Records supplied =
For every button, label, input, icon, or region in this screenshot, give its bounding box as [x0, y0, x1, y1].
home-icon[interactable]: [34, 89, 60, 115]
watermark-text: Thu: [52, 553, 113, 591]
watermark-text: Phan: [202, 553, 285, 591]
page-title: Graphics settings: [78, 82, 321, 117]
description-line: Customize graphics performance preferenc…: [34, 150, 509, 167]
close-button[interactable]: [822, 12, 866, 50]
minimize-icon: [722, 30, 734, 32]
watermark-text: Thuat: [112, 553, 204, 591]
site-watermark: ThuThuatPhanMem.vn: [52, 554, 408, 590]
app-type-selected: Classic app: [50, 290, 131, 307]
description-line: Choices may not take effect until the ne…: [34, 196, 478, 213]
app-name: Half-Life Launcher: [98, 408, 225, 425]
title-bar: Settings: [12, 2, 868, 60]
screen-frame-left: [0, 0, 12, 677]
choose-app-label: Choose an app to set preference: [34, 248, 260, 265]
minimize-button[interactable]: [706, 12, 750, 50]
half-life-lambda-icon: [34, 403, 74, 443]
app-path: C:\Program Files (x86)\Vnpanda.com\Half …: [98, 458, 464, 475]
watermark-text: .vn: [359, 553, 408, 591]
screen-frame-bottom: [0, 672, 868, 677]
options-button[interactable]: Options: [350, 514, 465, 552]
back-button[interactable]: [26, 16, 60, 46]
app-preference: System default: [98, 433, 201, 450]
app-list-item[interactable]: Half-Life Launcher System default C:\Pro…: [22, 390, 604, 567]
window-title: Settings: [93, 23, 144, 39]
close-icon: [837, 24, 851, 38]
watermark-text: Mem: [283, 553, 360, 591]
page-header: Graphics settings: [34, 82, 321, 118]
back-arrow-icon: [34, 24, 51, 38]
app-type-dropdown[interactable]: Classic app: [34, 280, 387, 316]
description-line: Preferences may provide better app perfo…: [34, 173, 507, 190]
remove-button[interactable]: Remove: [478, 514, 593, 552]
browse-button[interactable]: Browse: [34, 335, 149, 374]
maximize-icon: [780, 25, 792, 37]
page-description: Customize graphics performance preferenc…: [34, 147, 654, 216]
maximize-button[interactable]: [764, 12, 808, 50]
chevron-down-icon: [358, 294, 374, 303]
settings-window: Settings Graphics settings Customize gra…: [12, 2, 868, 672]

Task details =
Copy out every line of the records above word for word, with nothing changed or left out.

Solution below =
For every button, label, input, icon, or region in this screenshot, give its bounding box as [x0, y0, x1, y1].
home-icon[interactable]: [34, 89, 60, 115]
watermark-text: Thu: [52, 553, 113, 591]
watermark-text: Phan: [202, 553, 285, 591]
page-title: Graphics settings: [78, 82, 321, 117]
description-line: Customize graphics performance preferenc…: [34, 150, 509, 167]
close-button[interactable]: [822, 12, 866, 50]
minimize-icon: [722, 30, 734, 32]
watermark-text: Thuat: [112, 553, 204, 591]
site-watermark: ThuThuatPhanMem.vn: [52, 554, 408, 590]
app-type-selected: Classic app: [50, 290, 131, 307]
description-line: Choices may not take effect until the ne…: [34, 196, 478, 213]
app-name: Half-Life Launcher: [98, 408, 225, 425]
title-bar: Settings: [12, 2, 868, 60]
screen-frame-left: [0, 0, 12, 677]
choose-app-label: Choose an app to set preference: [34, 248, 260, 265]
minimize-button[interactable]: [706, 12, 750, 50]
half-life-lambda-icon: [34, 403, 74, 443]
app-path: C:\Program Files (x86)\Vnpanda.com\Half …: [98, 458, 464, 475]
watermark-text: .vn: [359, 553, 408, 591]
screen-frame-bottom: [0, 672, 868, 677]
options-button[interactable]: Options: [350, 514, 465, 552]
back-button[interactable]: [26, 16, 60, 46]
app-preference: System default: [98, 433, 201, 450]
app-list-item[interactable]: Half-Life Launcher System default C:\Pro…: [22, 390, 604, 567]
window-title: Settings: [93, 23, 144, 39]
close-icon: [837, 24, 851, 38]
watermark-text: Mem: [283, 553, 360, 591]
page-header: Graphics settings: [34, 82, 321, 118]
back-arrow-icon: [34, 24, 51, 38]
app-type-dropdown[interactable]: Classic app: [34, 280, 387, 316]
description-line: Preferences may provide better app perfo…: [34, 173, 507, 190]
remove-button[interactable]: Remove: [478, 514, 593, 552]
browse-button[interactable]: Browse: [34, 335, 149, 374]
maximize-icon: [780, 25, 792, 37]
page-description: Customize graphics performance preferenc…: [34, 147, 654, 216]
maximize-button[interactable]: [764, 12, 808, 50]
chevron-down-icon: [358, 294, 374, 303]
settings-window: Settings Graphics settings Customize gra…: [12, 2, 868, 672]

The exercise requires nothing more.